Can you print every record below exactly as written?
# START OF SUPPLIED RECORDS
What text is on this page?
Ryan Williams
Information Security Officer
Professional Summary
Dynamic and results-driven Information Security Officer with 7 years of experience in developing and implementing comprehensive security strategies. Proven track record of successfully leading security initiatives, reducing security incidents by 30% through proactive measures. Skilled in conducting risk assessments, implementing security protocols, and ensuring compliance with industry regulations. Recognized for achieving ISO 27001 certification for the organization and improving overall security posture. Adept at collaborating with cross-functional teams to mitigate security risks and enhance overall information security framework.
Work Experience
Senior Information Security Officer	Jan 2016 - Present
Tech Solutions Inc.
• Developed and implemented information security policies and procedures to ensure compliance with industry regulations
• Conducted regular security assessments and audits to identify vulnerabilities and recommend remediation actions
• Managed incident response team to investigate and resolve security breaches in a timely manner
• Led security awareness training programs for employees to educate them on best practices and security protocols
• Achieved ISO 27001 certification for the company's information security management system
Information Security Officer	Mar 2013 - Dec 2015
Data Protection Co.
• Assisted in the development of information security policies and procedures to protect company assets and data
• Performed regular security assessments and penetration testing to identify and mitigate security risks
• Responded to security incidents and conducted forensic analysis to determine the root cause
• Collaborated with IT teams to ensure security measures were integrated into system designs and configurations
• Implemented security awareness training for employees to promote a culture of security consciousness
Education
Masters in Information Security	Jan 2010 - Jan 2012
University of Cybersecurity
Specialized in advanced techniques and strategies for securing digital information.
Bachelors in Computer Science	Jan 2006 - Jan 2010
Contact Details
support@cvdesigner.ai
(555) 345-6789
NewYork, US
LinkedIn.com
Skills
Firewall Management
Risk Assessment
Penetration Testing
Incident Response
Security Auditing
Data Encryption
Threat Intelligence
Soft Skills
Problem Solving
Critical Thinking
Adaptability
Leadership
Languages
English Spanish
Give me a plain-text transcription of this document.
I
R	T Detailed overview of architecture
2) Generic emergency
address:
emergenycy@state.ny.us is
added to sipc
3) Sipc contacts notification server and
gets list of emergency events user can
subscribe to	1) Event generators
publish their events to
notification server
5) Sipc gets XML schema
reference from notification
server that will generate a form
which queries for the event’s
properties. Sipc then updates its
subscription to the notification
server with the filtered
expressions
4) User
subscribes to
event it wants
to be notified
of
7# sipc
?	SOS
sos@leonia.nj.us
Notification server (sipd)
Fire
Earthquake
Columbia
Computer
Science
# END OF SUPPLIED RECORDS
**EXERCISE RESULT**
What text is on this page?
Ryan Williams
Information Security Officer
Professional Summary
Dynamic and results-driven Information Security Officer with 7 years of experience in developing and implementing comprehensive security strategies. Proven track record of successfully leading security initiatives, reducing security incidents by 30% through proactive measures. Skilled in conducting risk assessments, implementing security protocols, and ensuring compliance with industry regulations. Recognized for achieving ISO 27001 certification for the organization and improving overall security posture. Adept at collaborating with cross-functional teams to mitigate security risks and enhance overall information security framework.
Work Experience
Senior Information Security Officer	Jan 2016 - Present
Tech Solutions Inc.
• Developed and implemented information security policies and procedures to ensure compliance with industry regulations
• Conducted regular security assessments and audits to identify vulnerabilities and recommend remediation actions
• Managed incident response team to investigate and resolve security breaches in a timely manner
• Led security awareness training programs for employees to educate them on best practices and security protocols
• Achieved ISO 27001 certification for the company's information security management system
Information Security Officer	Mar 2013 - Dec 2015
Data Protection Co.
• Assisted in the development of information security policies and procedures to protect company assets and data
• Performed regular security assessments and penetration testing to identify and mitigate security risks
• Responded to security incidents and conducted forensic analysis to determine the root cause
• Collaborated with IT teams to ensure security measures were integrated into system designs and configurations
• Implemented security awareness training for employees to promote a culture of security consciousness
Education
Masters in Information Security	Jan 2010 - Jan 2012
University of Cybersecurity
Specialized in advanced techniques and strategies for securing digital information.
Bachelors in Computer Science	Jan 2006 - Jan 2010
Contact Details
support@cvdesigner.ai
(555) 345-6789
NewYork, US
LinkedIn.com
Skills
Firewall Management
Risk Assessment
Penetration Testing
Incident Response
Security Auditing
Data Encryption
Threat Intelligence
Soft Skills
Problem Solving
Critical Thinking
Adaptability
Leadership
Languages
English Spanish
Give me a plain-text transcription of this document.
I
R	T Detailed overview of architecture
2) Generic emergency
address:
emergenycy@state.ny.us is
added to sipc
3) Sipc contacts notification server and
gets list of emergency events user can
subscribe to	1) Event generators
publish their events to
notification server
5) Sipc gets XML schema
reference from notification
server that will generate a form
which queries for the event’s
properties. Sipc then updates its
subscription to the notification
server with the filtered
expressions
4) User
subscribes to
event it wants
to be notified
of
7# sipc
?	SOS
sos@leonia.nj.us
Notification server (sipd)
Fire
Earthquake
Columbia
Computer
Science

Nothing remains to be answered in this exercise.